══ Exercise material ══

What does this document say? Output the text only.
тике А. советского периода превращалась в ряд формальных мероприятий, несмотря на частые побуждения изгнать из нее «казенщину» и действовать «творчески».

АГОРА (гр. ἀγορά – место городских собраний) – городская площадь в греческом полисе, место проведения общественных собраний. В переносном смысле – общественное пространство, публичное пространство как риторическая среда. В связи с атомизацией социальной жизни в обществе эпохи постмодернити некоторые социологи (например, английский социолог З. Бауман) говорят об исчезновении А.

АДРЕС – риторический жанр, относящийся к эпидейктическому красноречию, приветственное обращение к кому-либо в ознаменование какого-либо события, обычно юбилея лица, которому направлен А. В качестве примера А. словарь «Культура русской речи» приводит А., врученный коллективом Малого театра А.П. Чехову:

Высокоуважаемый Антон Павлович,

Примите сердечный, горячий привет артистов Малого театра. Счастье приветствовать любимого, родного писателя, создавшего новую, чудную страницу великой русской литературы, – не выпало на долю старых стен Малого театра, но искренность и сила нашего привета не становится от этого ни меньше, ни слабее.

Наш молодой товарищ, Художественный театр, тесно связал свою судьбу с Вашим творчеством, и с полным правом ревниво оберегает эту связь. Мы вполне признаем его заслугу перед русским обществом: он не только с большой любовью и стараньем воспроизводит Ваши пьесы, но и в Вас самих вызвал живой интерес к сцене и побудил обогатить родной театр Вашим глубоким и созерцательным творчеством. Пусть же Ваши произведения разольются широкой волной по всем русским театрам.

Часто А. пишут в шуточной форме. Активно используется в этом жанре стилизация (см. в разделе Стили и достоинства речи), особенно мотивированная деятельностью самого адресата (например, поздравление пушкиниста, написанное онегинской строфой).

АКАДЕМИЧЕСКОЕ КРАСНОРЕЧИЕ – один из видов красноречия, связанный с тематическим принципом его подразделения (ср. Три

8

═══

● What to do:
Repeat every line of the material exactly as given.

● Full solution:
What does this document say? Output the text only.
тике А. советского периода превращалась в ряд формальных мероприятий, несмотря на частые побуждения изгнать из нее «казенщину» и действовать «творчески».

АГОРА (гр. ἀγορά – место городских собраний) – городская площадь в греческом полисе, место проведения общественных собраний. В переносном смысле – общественное пространство, публичное пространство как риторическая среда. В связи с атомизацией социальной жизни в обществе эпохи постмодернити некоторые социологи (например, английский социолог З. Бауман) говорят об исчезновении А.

АДРЕС – риторический жанр, относящийся к эпидейктическому красноречию, приветственное обращение к кому-либо в ознаменование какого-либо события, обычно юбилея лица, которому направлен А. В качестве примера А. словарь «Культура русской речи» приводит А., врученный коллективом Малого театра А.П. Чехову:

Высокоуважаемый Антон Павлович,

Примите сердечный, горячий привет артистов Малого театра. Счастье приветствовать любимого, родного писателя, создавшего новую, чудную страницу великой русской литературы, – не выпало на долю старых стен Малого театра, но искренность и сила нашего привета не становится от этого ни меньше, ни слабее.

Наш молодой товарищ, Художественный театр, тесно связал свою судьбу с Вашим творчеством, и с полным правом ревниво оберегает эту связь. Мы вполне признаем его заслугу перед русским обществом: он не только с большой любовью и стараньем воспроизводит Ваши пьесы, но и в Вас самих вызвал живой интерес к сцене и побудил обогатить родной театр Вашим глубоким и созерцательным творчеством. Пусть же Ваши произведения разольются широкой волной по всем русским театрам.

Часто А. пишут в шуточной форме. Активно используется в этом жанре стилизация (см. в разделе Стили и достоинства речи), особенно мотивированная деятельностью самого адресата (например, поздравление пушкиниста, написанное онегинской строфой).

АКАДЕМИЧЕСКОЕ КРАСНОРЕЧИЕ – один из видов красноречия, связанный с тематическим принципом его подразделения (ср. Три

8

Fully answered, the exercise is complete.